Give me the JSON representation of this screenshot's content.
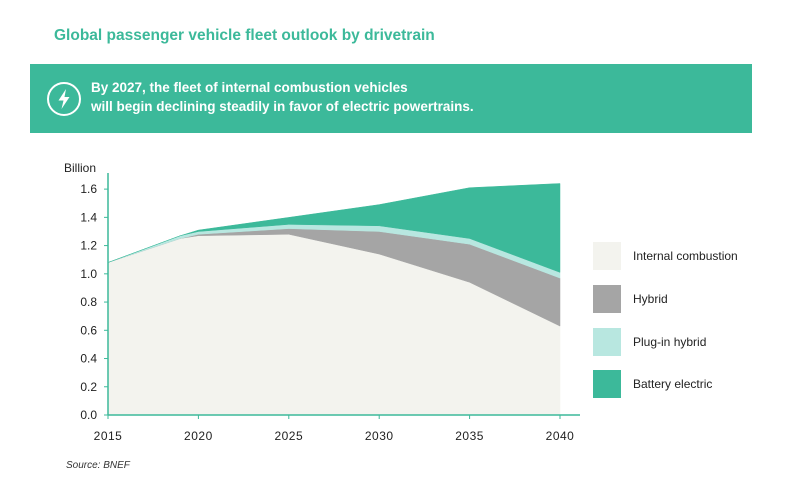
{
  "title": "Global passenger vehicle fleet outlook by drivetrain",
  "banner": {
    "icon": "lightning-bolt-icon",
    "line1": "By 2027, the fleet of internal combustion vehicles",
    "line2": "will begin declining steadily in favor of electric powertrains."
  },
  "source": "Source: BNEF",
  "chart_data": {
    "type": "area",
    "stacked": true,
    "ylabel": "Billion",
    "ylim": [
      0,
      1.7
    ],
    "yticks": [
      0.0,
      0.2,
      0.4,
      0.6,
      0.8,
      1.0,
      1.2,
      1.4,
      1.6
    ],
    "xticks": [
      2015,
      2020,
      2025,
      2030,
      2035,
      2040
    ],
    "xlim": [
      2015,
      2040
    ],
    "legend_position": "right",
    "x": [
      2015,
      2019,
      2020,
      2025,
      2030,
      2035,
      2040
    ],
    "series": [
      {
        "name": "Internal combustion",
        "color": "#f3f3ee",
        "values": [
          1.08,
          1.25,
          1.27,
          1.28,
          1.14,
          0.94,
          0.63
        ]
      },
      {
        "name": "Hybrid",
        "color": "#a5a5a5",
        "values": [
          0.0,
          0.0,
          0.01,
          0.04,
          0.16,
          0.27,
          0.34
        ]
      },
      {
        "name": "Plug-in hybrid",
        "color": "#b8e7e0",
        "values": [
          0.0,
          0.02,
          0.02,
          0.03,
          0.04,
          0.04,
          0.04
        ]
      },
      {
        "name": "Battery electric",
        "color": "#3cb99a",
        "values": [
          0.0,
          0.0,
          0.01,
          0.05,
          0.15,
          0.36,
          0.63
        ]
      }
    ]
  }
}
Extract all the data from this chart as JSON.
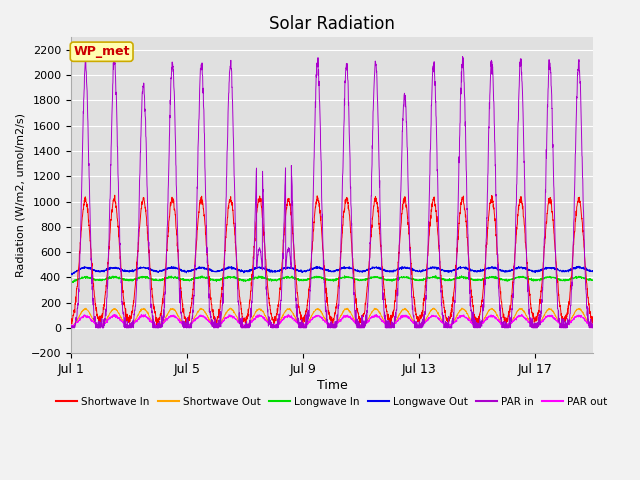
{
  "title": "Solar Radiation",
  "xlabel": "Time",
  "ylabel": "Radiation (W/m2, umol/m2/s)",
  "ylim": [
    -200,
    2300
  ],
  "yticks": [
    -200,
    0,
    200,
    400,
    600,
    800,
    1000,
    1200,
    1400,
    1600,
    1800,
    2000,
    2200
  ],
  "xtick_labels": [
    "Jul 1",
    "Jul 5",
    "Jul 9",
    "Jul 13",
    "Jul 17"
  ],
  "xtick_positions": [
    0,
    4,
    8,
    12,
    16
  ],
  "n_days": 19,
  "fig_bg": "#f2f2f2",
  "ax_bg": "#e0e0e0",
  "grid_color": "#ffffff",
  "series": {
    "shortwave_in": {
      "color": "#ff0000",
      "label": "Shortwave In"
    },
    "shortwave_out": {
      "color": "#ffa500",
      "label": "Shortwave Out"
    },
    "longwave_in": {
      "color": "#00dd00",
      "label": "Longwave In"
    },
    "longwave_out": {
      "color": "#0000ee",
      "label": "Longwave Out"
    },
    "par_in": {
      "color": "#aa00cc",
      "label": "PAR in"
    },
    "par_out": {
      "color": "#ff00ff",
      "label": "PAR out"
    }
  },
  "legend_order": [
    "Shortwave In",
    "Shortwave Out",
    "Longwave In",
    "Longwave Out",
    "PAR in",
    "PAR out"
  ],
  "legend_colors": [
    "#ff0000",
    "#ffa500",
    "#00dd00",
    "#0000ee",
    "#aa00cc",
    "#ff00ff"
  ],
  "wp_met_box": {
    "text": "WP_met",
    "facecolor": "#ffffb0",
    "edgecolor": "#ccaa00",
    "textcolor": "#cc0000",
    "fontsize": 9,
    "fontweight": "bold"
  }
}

Set exercise =>
Output every entry word for word, but omit the pictures.

Response for this exercise =>
Give me the JSON representation of this screenshot's content.
{
  "title": "Global passenger vehicle fleet outlook by drivetrain",
  "banner": {
    "icon": "lightning-bolt-icon",
    "line1": "By 2027, the fleet of internal combustion vehicles",
    "line2": "will begin declining steadily in favor of electric powertrains."
  },
  "source": "Source: BNEF",
  "chart_data": {
    "type": "area",
    "stacked": true,
    "ylabel": "Billion",
    "ylim": [
      0,
      1.7
    ],
    "yticks": [
      0.0,
      0.2,
      0.4,
      0.6,
      0.8,
      1.0,
      1.2,
      1.4,
      1.6
    ],
    "xticks": [
      2015,
      2020,
      2025,
      2030,
      2035,
      2040
    ],
    "xlim": [
      2015,
      2040
    ],
    "legend_position": "right",
    "x": [
      2015,
      2019,
      2020,
      2025,
      2030,
      2035,
      2040
    ],
    "series": [
      {
        "name": "Internal combustion",
        "color": "#f3f3ee",
        "values": [
          1.08,
          1.25,
          1.27,
          1.28,
          1.14,
          0.94,
          0.63
        ]
      },
      {
        "name": "Hybrid",
        "color": "#a5a5a5",
        "values": [
          0.0,
          0.0,
          0.01,
          0.04,
          0.16,
          0.27,
          0.34
        ]
      },
      {
        "name": "Plug-in hybrid",
        "color": "#b8e7e0",
        "values": [
          0.0,
          0.02,
          0.02,
          0.03,
          0.04,
          0.04,
          0.04
        ]
      },
      {
        "name": "Battery electric",
        "color": "#3cb99a",
        "values": [
          0.0,
          0.0,
          0.01,
          0.05,
          0.15,
          0.36,
          0.63
        ]
      }
    ]
  }
}
Extract all the data from this chart as JSON.
{
  "title": "Solar Radiation",
  "xlabel": "Time",
  "ylabel": "Radiation (W/m2, umol/m2/s)",
  "ylim": [
    -200,
    2300
  ],
  "yticks": [
    -200,
    0,
    200,
    400,
    600,
    800,
    1000,
    1200,
    1400,
    1600,
    1800,
    2000,
    2200
  ],
  "xtick_labels": [
    "Jul 1",
    "Jul 5",
    "Jul 9",
    "Jul 13",
    "Jul 17"
  ],
  "xtick_positions": [
    0,
    4,
    8,
    12,
    16
  ],
  "n_days": 19,
  "fig_bg": "#f2f2f2",
  "ax_bg": "#e0e0e0",
  "grid_color": "#ffffff",
  "series": {
    "shortwave_in": {
      "color": "#ff0000",
      "label": "Shortwave In"
    },
    "shortwave_out": {
      "color": "#ffa500",
      "label": "Shortwave Out"
    },
    "longwave_in": {
      "color": "#00dd00",
      "label": "Longwave In"
    },
    "longwave_out": {
      "color": "#0000ee",
      "label": "Longwave Out"
    },
    "par_in": {
      "color": "#aa00cc",
      "label": "PAR in"
    },
    "par_out": {
      "color": "#ff00ff",
      "label": "PAR out"
    }
  },
  "legend_order": [
    "Shortwave In",
    "Shortwave Out",
    "Longwave In",
    "Longwave Out",
    "PAR in",
    "PAR out"
  ],
  "legend_colors": [
    "#ff0000",
    "#ffa500",
    "#00dd00",
    "#0000ee",
    "#aa00cc",
    "#ff00ff"
  ],
  "wp_met_box": {
    "text": "WP_met",
    "facecolor": "#ffffb0",
    "edgecolor": "#ccaa00",
    "textcolor": "#cc0000",
    "fontsize": 9,
    "fontweight": "bold"
  }
}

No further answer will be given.